◆ The task
Only a number is wanted. Count the lines holding the string "JSON".

Stored data entries

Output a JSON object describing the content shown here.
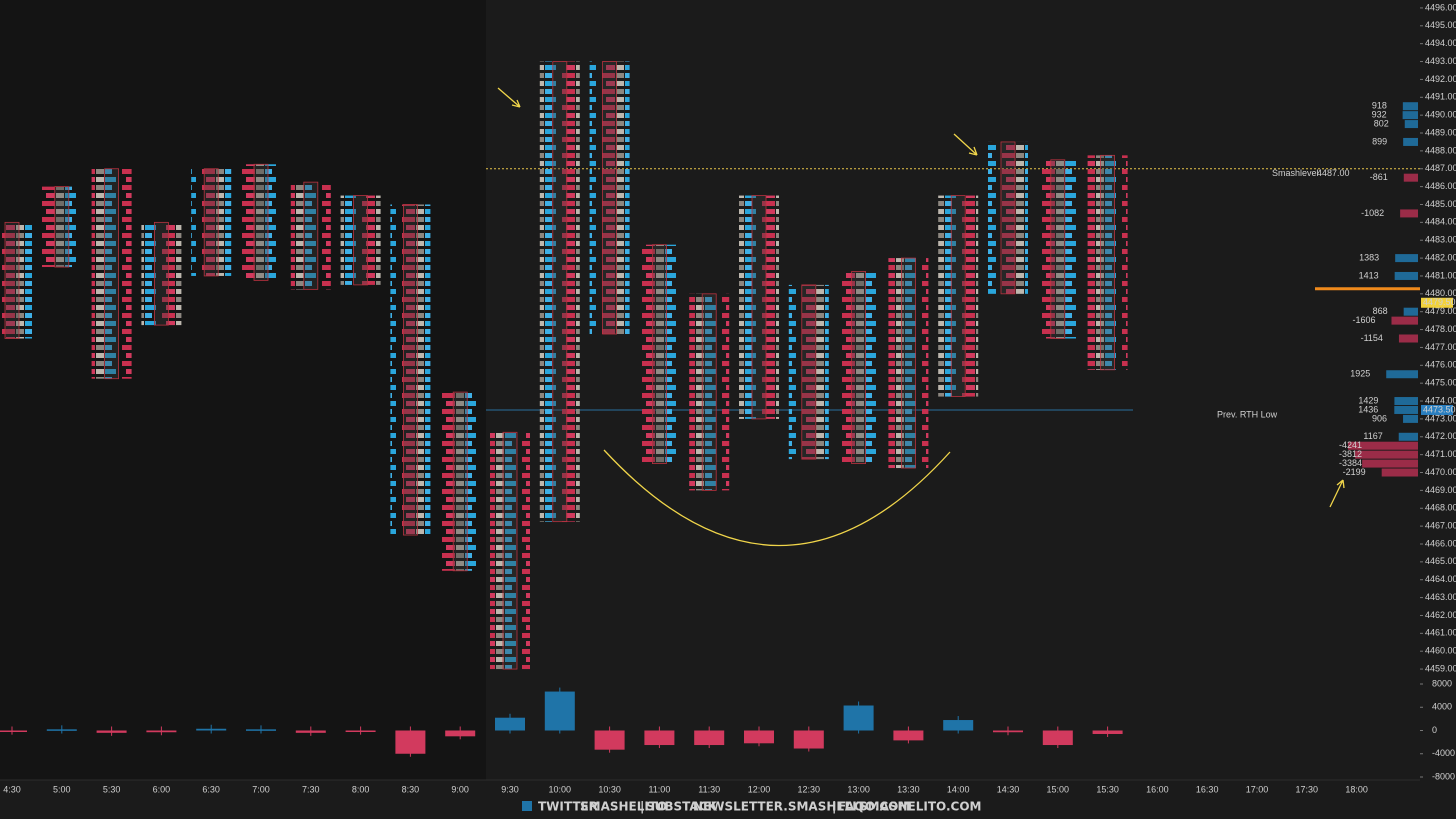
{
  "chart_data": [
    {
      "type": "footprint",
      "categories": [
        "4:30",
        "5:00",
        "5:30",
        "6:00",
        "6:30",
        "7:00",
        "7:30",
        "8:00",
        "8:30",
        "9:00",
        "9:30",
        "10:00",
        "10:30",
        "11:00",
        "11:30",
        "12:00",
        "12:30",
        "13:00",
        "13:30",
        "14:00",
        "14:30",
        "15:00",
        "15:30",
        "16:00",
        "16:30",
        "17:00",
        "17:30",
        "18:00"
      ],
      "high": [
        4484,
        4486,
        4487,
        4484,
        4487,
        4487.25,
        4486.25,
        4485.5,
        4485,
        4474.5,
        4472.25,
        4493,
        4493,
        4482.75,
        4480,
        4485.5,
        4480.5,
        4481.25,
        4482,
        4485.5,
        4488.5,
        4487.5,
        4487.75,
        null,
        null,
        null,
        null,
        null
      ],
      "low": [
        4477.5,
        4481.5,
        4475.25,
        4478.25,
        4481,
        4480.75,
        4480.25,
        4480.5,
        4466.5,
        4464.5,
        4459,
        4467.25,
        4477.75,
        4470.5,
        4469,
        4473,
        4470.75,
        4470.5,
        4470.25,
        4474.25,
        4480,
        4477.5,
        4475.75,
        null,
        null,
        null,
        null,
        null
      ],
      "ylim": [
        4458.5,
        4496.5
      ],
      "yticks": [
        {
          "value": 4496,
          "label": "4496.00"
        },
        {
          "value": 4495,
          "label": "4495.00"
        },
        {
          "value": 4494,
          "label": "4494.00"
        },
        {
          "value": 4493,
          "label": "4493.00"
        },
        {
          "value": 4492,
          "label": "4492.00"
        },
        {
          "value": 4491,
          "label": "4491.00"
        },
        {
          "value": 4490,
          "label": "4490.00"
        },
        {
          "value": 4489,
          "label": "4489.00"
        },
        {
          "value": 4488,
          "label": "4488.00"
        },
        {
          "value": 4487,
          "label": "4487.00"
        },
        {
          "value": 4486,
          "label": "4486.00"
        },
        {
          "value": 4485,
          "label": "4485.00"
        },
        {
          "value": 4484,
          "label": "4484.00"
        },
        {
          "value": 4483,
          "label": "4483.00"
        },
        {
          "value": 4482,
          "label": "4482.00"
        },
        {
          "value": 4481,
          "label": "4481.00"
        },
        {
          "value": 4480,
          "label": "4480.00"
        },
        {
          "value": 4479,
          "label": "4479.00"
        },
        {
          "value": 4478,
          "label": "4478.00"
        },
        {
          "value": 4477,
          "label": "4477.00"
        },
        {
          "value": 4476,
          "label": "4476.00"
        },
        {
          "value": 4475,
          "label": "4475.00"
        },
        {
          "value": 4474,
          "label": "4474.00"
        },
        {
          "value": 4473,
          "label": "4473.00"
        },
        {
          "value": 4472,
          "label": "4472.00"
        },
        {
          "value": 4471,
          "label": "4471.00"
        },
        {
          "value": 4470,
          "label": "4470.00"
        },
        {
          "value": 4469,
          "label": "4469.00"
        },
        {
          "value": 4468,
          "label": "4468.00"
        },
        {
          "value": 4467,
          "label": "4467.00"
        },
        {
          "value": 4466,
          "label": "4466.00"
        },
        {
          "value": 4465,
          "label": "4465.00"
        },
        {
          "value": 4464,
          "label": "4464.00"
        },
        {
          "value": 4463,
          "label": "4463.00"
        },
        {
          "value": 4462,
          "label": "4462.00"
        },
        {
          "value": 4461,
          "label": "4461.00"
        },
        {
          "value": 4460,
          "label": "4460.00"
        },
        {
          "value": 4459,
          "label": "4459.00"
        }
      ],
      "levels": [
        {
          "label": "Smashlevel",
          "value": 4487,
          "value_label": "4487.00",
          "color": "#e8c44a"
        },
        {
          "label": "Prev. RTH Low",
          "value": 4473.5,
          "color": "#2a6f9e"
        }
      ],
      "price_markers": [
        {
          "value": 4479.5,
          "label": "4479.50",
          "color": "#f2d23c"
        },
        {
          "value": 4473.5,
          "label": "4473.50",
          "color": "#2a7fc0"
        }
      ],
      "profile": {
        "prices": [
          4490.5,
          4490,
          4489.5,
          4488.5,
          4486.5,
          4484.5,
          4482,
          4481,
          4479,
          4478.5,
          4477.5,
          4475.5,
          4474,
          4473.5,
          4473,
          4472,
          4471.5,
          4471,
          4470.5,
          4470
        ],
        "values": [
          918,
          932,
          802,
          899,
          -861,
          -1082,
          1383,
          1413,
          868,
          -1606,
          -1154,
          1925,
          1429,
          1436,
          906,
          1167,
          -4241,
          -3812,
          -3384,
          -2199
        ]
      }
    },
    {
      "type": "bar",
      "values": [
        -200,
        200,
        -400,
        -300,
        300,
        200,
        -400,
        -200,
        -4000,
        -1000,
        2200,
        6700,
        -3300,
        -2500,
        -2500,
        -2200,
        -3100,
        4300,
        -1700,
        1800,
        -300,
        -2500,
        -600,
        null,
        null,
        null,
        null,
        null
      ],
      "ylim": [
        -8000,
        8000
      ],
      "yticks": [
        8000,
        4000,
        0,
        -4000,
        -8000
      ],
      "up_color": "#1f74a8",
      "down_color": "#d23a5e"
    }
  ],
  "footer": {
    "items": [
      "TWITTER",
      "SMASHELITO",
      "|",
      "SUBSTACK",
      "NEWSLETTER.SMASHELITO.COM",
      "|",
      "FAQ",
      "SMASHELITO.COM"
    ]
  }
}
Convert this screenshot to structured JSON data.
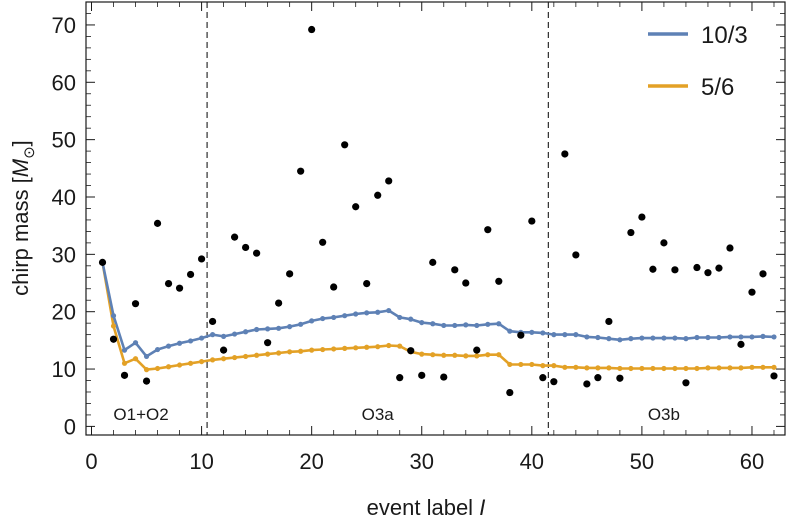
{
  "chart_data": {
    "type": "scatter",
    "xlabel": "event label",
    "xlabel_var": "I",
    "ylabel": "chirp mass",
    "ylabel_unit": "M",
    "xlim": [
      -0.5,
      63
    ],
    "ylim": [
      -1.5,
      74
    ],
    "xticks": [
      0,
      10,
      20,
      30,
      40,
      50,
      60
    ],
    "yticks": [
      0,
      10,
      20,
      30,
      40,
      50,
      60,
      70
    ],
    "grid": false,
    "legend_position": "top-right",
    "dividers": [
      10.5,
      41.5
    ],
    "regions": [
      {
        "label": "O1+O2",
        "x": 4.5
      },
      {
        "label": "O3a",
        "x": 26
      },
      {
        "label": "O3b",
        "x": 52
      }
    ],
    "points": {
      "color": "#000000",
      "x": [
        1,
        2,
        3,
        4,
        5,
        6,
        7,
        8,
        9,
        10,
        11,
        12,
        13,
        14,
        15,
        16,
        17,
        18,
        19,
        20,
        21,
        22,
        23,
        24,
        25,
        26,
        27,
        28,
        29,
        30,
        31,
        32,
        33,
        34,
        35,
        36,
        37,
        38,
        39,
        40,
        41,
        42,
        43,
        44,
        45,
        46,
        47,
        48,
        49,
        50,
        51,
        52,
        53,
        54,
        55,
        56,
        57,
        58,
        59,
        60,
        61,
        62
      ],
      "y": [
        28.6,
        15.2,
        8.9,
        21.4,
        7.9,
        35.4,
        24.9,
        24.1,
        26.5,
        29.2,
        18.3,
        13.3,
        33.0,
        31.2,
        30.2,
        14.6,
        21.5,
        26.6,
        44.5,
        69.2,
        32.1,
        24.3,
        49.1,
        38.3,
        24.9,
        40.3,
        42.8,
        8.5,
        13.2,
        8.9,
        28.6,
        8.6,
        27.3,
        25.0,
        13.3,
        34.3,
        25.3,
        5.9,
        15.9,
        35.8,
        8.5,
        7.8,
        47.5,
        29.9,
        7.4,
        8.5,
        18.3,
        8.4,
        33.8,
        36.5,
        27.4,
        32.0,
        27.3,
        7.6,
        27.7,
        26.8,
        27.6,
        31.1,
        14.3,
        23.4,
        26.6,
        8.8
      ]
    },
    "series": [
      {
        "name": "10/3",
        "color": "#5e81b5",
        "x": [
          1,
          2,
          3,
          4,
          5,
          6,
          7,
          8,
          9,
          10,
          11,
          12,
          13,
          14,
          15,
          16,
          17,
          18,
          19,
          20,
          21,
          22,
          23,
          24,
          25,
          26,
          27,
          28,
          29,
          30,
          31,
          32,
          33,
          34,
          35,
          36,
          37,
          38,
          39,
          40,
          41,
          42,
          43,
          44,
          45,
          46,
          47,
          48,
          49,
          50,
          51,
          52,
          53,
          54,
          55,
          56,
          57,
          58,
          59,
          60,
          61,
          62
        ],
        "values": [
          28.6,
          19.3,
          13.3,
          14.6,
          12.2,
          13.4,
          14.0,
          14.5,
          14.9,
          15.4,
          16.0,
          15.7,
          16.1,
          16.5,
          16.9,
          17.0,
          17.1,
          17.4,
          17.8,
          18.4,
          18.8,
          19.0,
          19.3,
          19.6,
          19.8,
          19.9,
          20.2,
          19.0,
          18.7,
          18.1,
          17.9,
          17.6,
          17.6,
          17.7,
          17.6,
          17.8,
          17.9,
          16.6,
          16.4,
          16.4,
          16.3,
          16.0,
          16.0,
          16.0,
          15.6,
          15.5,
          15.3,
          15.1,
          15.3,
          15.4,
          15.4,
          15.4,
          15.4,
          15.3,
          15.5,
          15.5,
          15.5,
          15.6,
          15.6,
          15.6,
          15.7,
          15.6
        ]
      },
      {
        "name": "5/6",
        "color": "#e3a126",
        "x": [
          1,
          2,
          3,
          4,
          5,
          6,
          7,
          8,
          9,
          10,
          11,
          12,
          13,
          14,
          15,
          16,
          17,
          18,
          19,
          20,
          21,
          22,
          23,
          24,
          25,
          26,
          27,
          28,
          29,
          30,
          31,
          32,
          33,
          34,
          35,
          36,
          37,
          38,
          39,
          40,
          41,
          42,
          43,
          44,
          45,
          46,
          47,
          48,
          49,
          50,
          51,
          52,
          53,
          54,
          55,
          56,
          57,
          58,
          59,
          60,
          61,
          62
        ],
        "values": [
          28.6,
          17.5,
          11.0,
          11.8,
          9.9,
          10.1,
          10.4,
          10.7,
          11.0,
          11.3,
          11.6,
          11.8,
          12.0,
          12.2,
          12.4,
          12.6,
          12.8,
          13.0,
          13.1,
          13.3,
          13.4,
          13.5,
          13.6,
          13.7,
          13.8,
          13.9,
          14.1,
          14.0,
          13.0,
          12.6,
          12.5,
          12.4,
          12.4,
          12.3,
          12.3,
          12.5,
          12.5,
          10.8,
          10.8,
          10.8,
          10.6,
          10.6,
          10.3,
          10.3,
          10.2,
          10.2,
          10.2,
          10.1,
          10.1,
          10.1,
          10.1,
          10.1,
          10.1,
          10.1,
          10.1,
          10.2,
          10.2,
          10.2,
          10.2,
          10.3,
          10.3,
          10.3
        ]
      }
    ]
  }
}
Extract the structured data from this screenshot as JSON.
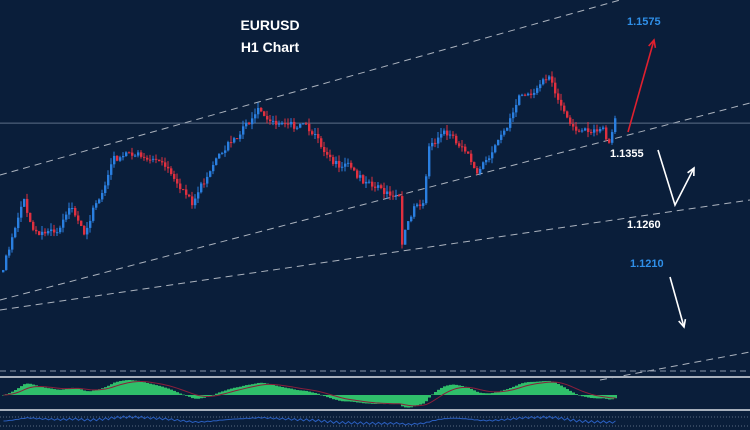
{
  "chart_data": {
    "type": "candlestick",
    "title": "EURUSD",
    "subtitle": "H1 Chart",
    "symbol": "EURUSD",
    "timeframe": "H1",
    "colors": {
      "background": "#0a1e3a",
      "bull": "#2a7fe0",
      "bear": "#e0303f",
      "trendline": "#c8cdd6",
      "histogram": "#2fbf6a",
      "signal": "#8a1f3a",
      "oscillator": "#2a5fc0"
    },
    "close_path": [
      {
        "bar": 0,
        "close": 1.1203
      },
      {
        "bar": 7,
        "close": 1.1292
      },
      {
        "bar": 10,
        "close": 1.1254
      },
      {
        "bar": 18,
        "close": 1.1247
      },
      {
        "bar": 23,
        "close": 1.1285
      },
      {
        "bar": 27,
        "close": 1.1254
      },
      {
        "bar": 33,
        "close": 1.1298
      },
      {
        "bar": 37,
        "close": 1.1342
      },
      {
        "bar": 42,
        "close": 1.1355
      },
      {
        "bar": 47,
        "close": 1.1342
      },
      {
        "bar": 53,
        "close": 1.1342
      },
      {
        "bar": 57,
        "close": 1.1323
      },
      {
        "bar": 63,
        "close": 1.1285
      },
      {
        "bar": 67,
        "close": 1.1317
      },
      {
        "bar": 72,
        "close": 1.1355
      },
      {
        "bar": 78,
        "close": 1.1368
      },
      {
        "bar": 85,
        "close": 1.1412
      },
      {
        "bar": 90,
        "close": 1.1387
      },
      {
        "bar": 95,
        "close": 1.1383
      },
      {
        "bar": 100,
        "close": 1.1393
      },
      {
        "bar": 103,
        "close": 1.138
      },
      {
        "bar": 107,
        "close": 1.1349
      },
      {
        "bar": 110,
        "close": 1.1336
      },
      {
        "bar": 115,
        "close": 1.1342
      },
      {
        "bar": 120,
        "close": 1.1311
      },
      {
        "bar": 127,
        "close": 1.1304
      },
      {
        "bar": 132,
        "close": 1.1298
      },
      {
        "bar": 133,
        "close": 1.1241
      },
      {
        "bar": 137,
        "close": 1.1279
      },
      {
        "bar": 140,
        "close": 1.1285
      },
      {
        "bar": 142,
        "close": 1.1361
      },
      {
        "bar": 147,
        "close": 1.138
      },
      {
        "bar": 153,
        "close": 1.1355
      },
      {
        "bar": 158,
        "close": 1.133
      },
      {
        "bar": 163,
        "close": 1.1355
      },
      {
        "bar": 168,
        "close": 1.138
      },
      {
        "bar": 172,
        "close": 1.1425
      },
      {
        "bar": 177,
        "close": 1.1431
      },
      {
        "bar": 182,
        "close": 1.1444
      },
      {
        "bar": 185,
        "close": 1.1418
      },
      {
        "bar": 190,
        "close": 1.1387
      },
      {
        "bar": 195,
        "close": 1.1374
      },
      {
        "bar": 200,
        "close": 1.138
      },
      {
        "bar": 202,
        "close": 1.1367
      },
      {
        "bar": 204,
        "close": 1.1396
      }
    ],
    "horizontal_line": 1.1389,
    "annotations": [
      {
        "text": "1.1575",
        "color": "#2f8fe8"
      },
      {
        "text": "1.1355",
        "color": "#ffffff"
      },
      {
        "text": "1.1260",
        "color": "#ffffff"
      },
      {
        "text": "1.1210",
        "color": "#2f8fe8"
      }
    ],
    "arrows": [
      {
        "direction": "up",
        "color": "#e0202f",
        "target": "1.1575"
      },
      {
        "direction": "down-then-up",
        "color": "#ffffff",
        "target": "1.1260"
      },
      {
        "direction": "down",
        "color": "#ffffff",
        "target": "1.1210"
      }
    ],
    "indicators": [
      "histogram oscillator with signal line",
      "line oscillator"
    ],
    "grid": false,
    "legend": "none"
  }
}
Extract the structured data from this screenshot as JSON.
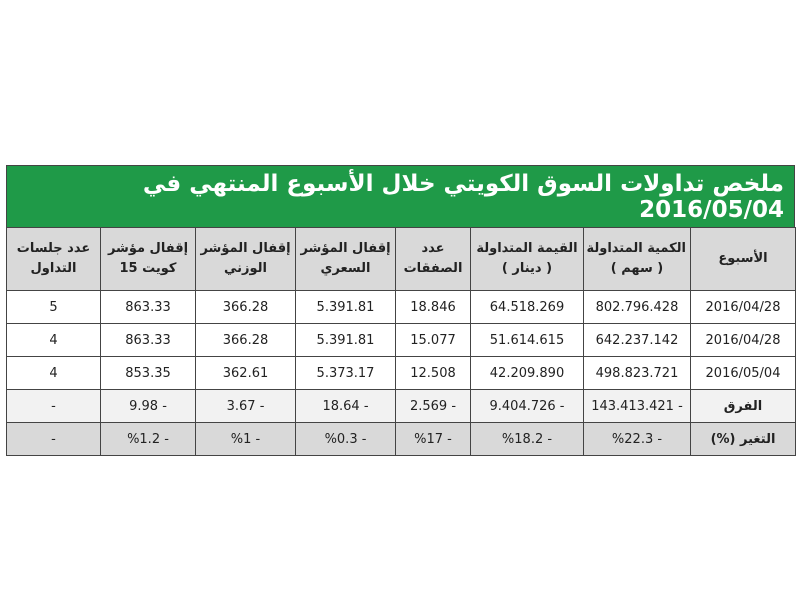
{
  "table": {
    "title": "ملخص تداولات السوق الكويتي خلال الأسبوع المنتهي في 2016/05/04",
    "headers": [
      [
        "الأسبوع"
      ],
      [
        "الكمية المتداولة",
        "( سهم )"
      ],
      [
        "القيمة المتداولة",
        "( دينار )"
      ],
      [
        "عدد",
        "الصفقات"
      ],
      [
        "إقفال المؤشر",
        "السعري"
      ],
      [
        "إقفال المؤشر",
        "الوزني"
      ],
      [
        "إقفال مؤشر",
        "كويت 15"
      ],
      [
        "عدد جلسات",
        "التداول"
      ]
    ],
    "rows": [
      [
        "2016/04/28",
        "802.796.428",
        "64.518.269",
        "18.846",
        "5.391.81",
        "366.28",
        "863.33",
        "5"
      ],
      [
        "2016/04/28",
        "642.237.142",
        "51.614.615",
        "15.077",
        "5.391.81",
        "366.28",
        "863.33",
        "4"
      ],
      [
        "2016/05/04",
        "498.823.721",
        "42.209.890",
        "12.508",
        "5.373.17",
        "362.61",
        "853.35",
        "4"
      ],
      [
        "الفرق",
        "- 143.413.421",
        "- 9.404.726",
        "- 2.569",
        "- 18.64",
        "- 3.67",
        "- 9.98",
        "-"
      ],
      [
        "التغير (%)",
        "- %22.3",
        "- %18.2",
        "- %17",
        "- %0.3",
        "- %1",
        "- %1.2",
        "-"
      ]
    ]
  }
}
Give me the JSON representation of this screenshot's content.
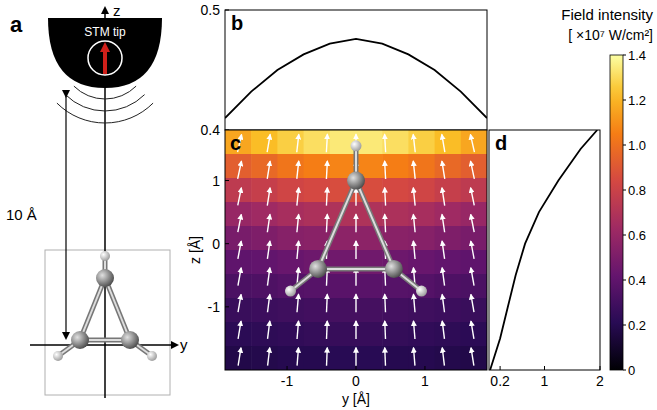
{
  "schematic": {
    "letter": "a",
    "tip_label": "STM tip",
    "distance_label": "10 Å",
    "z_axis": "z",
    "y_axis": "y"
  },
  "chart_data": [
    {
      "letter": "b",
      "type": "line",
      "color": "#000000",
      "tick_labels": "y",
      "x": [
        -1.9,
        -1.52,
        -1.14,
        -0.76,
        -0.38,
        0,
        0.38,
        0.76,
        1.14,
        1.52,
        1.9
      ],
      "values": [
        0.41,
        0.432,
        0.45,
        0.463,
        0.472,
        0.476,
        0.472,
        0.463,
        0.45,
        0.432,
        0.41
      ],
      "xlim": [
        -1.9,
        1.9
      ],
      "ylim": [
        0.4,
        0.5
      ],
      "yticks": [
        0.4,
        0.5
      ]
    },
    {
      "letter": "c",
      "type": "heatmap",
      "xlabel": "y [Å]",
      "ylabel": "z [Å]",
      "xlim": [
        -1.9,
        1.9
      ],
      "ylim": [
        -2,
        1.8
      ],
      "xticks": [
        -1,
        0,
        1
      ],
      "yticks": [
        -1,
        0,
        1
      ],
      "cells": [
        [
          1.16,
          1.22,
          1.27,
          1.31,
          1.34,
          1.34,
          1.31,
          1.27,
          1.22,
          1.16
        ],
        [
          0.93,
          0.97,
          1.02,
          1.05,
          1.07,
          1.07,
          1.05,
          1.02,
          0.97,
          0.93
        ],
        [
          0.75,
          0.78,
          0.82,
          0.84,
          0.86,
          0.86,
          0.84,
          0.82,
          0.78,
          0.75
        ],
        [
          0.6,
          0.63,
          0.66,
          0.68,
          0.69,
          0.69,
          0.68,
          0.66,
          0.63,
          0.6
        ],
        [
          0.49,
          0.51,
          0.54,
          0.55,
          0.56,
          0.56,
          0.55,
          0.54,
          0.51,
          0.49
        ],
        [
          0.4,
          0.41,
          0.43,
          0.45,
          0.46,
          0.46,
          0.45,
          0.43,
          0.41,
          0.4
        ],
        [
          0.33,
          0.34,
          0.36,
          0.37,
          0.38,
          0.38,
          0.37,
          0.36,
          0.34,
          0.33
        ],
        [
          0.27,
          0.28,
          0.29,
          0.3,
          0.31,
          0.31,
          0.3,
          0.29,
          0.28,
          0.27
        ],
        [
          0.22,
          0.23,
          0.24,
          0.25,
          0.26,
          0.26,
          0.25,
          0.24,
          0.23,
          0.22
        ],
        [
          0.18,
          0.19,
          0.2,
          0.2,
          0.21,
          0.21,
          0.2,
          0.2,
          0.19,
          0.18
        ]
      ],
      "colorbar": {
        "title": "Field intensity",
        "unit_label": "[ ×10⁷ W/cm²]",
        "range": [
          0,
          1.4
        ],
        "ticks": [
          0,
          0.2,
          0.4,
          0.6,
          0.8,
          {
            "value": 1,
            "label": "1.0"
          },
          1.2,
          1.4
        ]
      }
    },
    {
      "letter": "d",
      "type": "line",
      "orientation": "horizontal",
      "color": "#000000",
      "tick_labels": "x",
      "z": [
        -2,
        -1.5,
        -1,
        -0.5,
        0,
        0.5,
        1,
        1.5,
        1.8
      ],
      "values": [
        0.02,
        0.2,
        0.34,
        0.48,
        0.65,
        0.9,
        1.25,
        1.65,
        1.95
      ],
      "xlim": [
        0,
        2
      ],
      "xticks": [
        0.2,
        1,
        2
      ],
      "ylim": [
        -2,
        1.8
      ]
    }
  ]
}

◆ Result
5